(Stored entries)
## start

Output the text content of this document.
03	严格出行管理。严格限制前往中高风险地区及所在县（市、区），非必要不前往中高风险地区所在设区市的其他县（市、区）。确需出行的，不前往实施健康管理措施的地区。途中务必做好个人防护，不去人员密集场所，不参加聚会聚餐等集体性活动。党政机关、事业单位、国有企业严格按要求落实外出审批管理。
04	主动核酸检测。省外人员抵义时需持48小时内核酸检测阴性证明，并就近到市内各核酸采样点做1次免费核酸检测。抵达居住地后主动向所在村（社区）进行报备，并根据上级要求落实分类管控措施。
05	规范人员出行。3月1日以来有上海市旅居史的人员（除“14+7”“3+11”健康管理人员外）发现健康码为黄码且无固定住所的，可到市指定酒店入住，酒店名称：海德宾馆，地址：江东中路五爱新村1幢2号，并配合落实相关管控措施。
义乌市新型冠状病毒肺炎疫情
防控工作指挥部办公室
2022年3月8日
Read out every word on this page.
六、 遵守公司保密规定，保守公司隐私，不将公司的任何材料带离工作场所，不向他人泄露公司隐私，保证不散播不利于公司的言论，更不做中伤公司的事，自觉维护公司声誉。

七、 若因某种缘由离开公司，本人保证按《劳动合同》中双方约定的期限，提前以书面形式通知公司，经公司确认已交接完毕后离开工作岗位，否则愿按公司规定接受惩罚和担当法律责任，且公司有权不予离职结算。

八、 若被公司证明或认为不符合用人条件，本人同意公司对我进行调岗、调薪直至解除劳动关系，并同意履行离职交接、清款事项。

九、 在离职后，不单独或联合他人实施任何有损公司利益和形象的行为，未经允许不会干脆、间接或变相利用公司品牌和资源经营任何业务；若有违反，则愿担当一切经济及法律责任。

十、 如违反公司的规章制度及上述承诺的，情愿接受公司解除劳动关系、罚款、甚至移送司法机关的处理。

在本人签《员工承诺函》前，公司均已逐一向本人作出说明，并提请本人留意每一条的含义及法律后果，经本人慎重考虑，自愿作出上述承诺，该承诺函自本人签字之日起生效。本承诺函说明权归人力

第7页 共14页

## end

The task: Transcribe every line of the data, exactly as it stands.

Answer to the problem:
Output the text content of this document.
03	严格出行管理。严格限制前往中高风险地区及所在县（市、区），非必要不前往中高风险地区所在设区市的其他县（市、区）。确需出行的，不前往实施健康管理措施的地区。途中务必做好个人防护，不去人员密集场所，不参加聚会聚餐等集体性活动。党政机关、事业单位、国有企业严格按要求落实外出审批管理。
04	主动核酸检测。省外人员抵义时需持48小时内核酸检测阴性证明，并就近到市内各核酸采样点做1次免费核酸检测。抵达居住地后主动向所在村（社区）进行报备，并根据上级要求落实分类管控措施。
05	规范人员出行。3月1日以来有上海市旅居史的人员（除“14+7”“3+11”健康管理人员外）发现健康码为黄码且无固定住所的，可到市指定酒店入住，酒店名称：海德宾馆，地址：江东中路五爱新村1幢2号，并配合落实相关管控措施。
义乌市新型冠状病毒肺炎疫情
防控工作指挥部办公室
2022年3月8日
Read out every word on this page.
六、 遵守公司保密规定，保守公司隐私，不将公司的任何材料带离工作场所，不向他人泄露公司隐私，保证不散播不利于公司的言论，更不做中伤公司的事，自觉维护公司声誉。

七、 若因某种缘由离开公司，本人保证按《劳动合同》中双方约定的期限，提前以书面形式通知公司，经公司确认已交接完毕后离开工作岗位，否则愿按公司规定接受惩罚和担当法律责任，且公司有权不予离职结算。

八、 若被公司证明或认为不符合用人条件，本人同意公司对我进行调岗、调薪直至解除劳动关系，并同意履行离职交接、清款事项。

九、 在离职后，不单独或联合他人实施任何有损公司利益和形象的行为，未经允许不会干脆、间接或变相利用公司品牌和资源经营任何业务；若有违反，则愿担当一切经济及法律责任。

十、 如违反公司的规章制度及上述承诺的，情愿接受公司解除劳动关系、罚款、甚至移送司法机关的处理。

在本人签《员工承诺函》前，公司均已逐一向本人作出说明，并提请本人留意每一条的含义及法律后果，经本人慎重考虑，自愿作出上述承诺，该承诺函自本人签字之日起生效。本承诺函说明权归人力

第7页 共14页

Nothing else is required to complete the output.